_INFORMATION PROVIDED_
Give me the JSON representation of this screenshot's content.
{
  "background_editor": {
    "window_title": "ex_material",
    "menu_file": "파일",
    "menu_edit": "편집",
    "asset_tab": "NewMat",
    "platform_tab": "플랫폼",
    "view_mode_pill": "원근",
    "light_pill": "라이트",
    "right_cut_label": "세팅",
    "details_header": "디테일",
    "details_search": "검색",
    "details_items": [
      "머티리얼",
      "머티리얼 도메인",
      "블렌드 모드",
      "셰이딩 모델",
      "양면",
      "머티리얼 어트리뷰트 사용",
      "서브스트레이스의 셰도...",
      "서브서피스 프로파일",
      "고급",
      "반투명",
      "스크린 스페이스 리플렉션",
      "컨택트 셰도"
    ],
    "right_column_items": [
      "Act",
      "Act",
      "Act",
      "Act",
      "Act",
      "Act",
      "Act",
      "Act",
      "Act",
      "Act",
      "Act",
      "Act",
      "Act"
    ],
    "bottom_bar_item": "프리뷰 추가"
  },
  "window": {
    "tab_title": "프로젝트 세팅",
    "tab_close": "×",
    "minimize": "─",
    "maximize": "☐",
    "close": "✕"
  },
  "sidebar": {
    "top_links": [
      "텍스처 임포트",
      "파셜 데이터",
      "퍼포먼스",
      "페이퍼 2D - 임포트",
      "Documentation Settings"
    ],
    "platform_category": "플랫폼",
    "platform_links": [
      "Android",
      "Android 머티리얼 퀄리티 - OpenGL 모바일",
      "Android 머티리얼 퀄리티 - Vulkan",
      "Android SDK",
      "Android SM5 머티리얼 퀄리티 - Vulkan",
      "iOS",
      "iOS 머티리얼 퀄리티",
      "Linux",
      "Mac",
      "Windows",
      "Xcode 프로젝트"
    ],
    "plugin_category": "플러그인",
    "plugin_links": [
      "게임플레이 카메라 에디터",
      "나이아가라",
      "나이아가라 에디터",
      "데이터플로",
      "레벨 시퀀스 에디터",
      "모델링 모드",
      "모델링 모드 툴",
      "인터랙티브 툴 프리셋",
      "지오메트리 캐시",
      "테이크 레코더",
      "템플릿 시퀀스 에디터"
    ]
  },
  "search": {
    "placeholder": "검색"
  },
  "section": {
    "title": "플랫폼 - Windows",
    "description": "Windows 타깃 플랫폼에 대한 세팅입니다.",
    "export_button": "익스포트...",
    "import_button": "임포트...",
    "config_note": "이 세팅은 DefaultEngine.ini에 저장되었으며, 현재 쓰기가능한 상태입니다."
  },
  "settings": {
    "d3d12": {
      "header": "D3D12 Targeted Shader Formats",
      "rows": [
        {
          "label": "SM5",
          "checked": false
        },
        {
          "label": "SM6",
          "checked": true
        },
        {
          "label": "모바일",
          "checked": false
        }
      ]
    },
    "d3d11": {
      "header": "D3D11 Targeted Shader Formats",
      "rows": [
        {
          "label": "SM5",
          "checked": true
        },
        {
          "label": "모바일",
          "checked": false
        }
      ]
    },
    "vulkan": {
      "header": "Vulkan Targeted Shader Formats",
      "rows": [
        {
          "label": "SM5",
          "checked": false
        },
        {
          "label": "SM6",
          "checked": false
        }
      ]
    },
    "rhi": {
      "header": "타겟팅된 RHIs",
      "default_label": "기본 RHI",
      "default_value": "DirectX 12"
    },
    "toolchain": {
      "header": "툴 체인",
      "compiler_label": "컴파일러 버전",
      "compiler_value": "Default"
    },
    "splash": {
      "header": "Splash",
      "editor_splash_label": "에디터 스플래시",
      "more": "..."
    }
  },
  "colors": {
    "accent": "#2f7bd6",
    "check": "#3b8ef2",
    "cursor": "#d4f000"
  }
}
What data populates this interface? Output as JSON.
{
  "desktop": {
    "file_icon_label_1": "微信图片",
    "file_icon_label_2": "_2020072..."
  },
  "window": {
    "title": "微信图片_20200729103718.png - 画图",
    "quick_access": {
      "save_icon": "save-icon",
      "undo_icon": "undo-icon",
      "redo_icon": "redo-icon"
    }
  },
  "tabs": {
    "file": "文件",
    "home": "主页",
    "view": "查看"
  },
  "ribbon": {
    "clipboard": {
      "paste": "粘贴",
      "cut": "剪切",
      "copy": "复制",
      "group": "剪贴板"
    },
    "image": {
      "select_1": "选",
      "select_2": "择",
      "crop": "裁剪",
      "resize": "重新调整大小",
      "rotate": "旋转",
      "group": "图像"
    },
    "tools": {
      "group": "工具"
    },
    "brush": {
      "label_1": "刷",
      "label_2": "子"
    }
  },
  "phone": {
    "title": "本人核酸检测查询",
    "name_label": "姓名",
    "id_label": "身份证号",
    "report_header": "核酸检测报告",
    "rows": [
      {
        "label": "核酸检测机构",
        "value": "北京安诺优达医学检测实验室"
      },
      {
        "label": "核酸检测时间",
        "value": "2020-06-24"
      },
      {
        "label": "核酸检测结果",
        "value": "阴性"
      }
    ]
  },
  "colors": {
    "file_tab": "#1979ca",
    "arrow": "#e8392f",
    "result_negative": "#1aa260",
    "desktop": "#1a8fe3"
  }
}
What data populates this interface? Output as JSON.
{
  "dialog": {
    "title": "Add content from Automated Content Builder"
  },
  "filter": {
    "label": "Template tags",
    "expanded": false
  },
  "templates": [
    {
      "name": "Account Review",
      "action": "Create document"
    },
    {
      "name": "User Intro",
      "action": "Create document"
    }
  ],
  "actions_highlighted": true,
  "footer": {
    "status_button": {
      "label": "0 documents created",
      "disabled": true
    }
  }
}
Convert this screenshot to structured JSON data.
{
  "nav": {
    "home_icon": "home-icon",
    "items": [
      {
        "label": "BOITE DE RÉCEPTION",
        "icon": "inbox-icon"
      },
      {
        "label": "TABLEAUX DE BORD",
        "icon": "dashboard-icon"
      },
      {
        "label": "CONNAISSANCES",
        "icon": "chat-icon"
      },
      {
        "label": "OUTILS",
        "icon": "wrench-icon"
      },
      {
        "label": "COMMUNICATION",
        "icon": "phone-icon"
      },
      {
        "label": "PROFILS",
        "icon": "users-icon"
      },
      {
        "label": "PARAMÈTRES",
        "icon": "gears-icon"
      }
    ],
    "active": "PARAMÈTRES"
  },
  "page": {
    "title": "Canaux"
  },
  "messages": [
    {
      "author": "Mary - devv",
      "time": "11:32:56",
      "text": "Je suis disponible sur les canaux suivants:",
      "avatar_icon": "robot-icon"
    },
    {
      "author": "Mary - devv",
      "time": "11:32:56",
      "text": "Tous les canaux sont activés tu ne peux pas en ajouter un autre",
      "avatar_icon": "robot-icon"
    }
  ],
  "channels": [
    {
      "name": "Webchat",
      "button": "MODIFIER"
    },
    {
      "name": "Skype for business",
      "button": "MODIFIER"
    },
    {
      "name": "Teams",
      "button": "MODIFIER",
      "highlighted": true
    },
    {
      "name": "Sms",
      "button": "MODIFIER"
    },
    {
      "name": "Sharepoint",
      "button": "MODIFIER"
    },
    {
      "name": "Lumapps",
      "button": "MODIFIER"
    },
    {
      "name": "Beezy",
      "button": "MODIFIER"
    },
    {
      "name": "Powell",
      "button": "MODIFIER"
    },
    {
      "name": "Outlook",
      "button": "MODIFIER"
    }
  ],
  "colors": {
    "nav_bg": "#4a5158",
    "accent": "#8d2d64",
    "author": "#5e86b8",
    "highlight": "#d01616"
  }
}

_DIRECTIONS_
Copy each line of the data exactly, leaving nothing out.

_SOLUTION TO THIS EXERCISE_
Give me the JSON representation of this screenshot's content.
{
  "background_editor": {
    "window_title": "ex_material",
    "menu_file": "파일",
    "menu_edit": "편집",
    "asset_tab": "NewMat",
    "platform_tab": "플랫폼",
    "view_mode_pill": "원근",
    "light_pill": "라이트",
    "right_cut_label": "세팅",
    "details_header": "디테일",
    "details_search": "검색",
    "details_items": [
      "머티리얼",
      "머티리얼 도메인",
      "블렌드 모드",
      "셰이딩 모델",
      "양면",
      "머티리얼 어트리뷰트 사용",
      "서브스트레이스의 셰도...",
      "서브서피스 프로파일",
      "고급",
      "반투명",
      "스크린 스페이스 리플렉션",
      "컨택트 셰도"
    ],
    "right_column_items": [
      "Act",
      "Act",
      "Act",
      "Act",
      "Act",
      "Act",
      "Act",
      "Act",
      "Act",
      "Act",
      "Act",
      "Act",
      "Act"
    ],
    "bottom_bar_item": "프리뷰 추가"
  },
  "window": {
    "tab_title": "프로젝트 세팅",
    "tab_close": "×",
    "minimize": "─",
    "maximize": "☐",
    "close": "✕"
  },
  "sidebar": {
    "top_links": [
      "텍스처 임포트",
      "파셜 데이터",
      "퍼포먼스",
      "페이퍼 2D - 임포트",
      "Documentation Settings"
    ],
    "platform_category": "플랫폼",
    "platform_links": [
      "Android",
      "Android 머티리얼 퀄리티 - OpenGL 모바일",
      "Android 머티리얼 퀄리티 - Vulkan",
      "Android SDK",
      "Android SM5 머티리얼 퀄리티 - Vulkan",
      "iOS",
      "iOS 머티리얼 퀄리티",
      "Linux",
      "Mac",
      "Windows",
      "Xcode 프로젝트"
    ],
    "plugin_category": "플러그인",
    "plugin_links": [
      "게임플레이 카메라 에디터",
      "나이아가라",
      "나이아가라 에디터",
      "데이터플로",
      "레벨 시퀀스 에디터",
      "모델링 모드",
      "모델링 모드 툴",
      "인터랙티브 툴 프리셋",
      "지오메트리 캐시",
      "테이크 레코더",
      "템플릿 시퀀스 에디터"
    ]
  },
  "search": {
    "placeholder": "검색"
  },
  "section": {
    "title": "플랫폼 - Windows",
    "description": "Windows 타깃 플랫폼에 대한 세팅입니다.",
    "export_button": "익스포트...",
    "import_button": "임포트...",
    "config_note": "이 세팅은 DefaultEngine.ini에 저장되었으며, 현재 쓰기가능한 상태입니다."
  },
  "settings": {
    "d3d12": {
      "header": "D3D12 Targeted Shader Formats",
      "rows": [
        {
          "label": "SM5",
          "checked": false
        },
        {
          "label": "SM6",
          "checked": true
        },
        {
          "label": "모바일",
          "checked": false
        }
      ]
    },
    "d3d11": {
      "header": "D3D11 Targeted Shader Formats",
      "rows": [
        {
          "label": "SM5",
          "checked": true
        },
        {
          "label": "모바일",
          "checked": false
        }
      ]
    },
    "vulkan": {
      "header": "Vulkan Targeted Shader Formats",
      "rows": [
        {
          "label": "SM5",
          "checked": false
        },
        {
          "label": "SM6",
          "checked": false
        }
      ]
    },
    "rhi": {
      "header": "타겟팅된 RHIs",
      "default_label": "기본 RHI",
      "default_value": "DirectX 12"
    },
    "toolchain": {
      "header": "툴 체인",
      "compiler_label": "컴파일러 버전",
      "compiler_value": "Default"
    },
    "splash": {
      "header": "Splash",
      "editor_splash_label": "에디터 스플래시",
      "more": "..."
    }
  },
  "colors": {
    "accent": "#2f7bd6",
    "check": "#3b8ef2",
    "cursor": "#d4f000"
  }
}
What data populates this interface? Output as JSON.
{
  "desktop": {
    "file_icon_label_1": "微信图片",
    "file_icon_label_2": "_2020072..."
  },
  "window": {
    "title": "微信图片_20200729103718.png - 画图",
    "quick_access": {
      "save_icon": "save-icon",
      "undo_icon": "undo-icon",
      "redo_icon": "redo-icon"
    }
  },
  "tabs": {
    "file": "文件",
    "home": "主页",
    "view": "查看"
  },
  "ribbon": {
    "clipboard": {
      "paste": "粘贴",
      "cut": "剪切",
      "copy": "复制",
      "group": "剪贴板"
    },
    "image": {
      "select_1": "选",
      "select_2": "择",
      "crop": "裁剪",
      "resize": "重新调整大小",
      "rotate": "旋转",
      "group": "图像"
    },
    "tools": {
      "group": "工具"
    },
    "brush": {
      "label_1": "刷",
      "label_2": "子"
    }
  },
  "phone": {
    "title": "本人核酸检测查询",
    "name_label": "姓名",
    "id_label": "身份证号",
    "report_header": "核酸检测报告",
    "rows": [
      {
        "label": "核酸检测机构",
        "value": "北京安诺优达医学检测实验室"
      },
      {
        "label": "核酸检测时间",
        "value": "2020-06-24"
      },
      {
        "label": "核酸检测结果",
        "value": "阴性"
      }
    ]
  },
  "colors": {
    "file_tab": "#1979ca",
    "arrow": "#e8392f",
    "result_negative": "#1aa260",
    "desktop": "#1a8fe3"
  }
}
What data populates this interface? Output as JSON.
{
  "dialog": {
    "title": "Add content from Automated Content Builder"
  },
  "filter": {
    "label": "Template tags",
    "expanded": false
  },
  "templates": [
    {
      "name": "Account Review",
      "action": "Create document"
    },
    {
      "name": "User Intro",
      "action": "Create document"
    }
  ],
  "actions_highlighted": true,
  "footer": {
    "status_button": {
      "label": "0 documents created",
      "disabled": true
    }
  }
}
Convert this screenshot to structured JSON data.
{
  "nav": {
    "home_icon": "home-icon",
    "items": [
      {
        "label": "BOITE DE RÉCEPTION",
        "icon": "inbox-icon"
      },
      {
        "label": "TABLEAUX DE BORD",
        "icon": "dashboard-icon"
      },
      {
        "label": "CONNAISSANCES",
        "icon": "chat-icon"
      },
      {
        "label": "OUTILS",
        "icon": "wrench-icon"
      },
      {
        "label": "COMMUNICATION",
        "icon": "phone-icon"
      },
      {
        "label": "PROFILS",
        "icon": "users-icon"
      },
      {
        "label": "PARAMÈTRES",
        "icon": "gears-icon"
      }
    ],
    "active": "PARAMÈTRES"
  },
  "page": {
    "title": "Canaux"
  },
  "messages": [
    {
      "author": "Mary - devv",
      "time": "11:32:56",
      "text": "Je suis disponible sur les canaux suivants:",
      "avatar_icon": "robot-icon"
    },
    {
      "author": "Mary - devv",
      "time": "11:32:56",
      "text": "Tous les canaux sont activés tu ne peux pas en ajouter un autre",
      "avatar_icon": "robot-icon"
    }
  ],
  "channels": [
    {
      "name": "Webchat",
      "button": "MODIFIER"
    },
    {
      "name": "Skype for business",
      "button": "MODIFIER"
    },
    {
      "name": "Teams",
      "button": "MODIFIER",
      "highlighted": true
    },
    {
      "name": "Sms",
      "button": "MODIFIER"
    },
    {
      "name": "Sharepoint",
      "button": "MODIFIER"
    },
    {
      "name": "Lumapps",
      "button": "MODIFIER"
    },
    {
      "name": "Beezy",
      "button": "MODIFIER"
    },
    {
      "name": "Powell",
      "button": "MODIFIER"
    },
    {
      "name": "Outlook",
      "button": "MODIFIER"
    }
  ],
  "colors": {
    "nav_bg": "#4a5158",
    "accent": "#8d2d64",
    "author": "#5e86b8",
    "highlight": "#d01616"
  }
}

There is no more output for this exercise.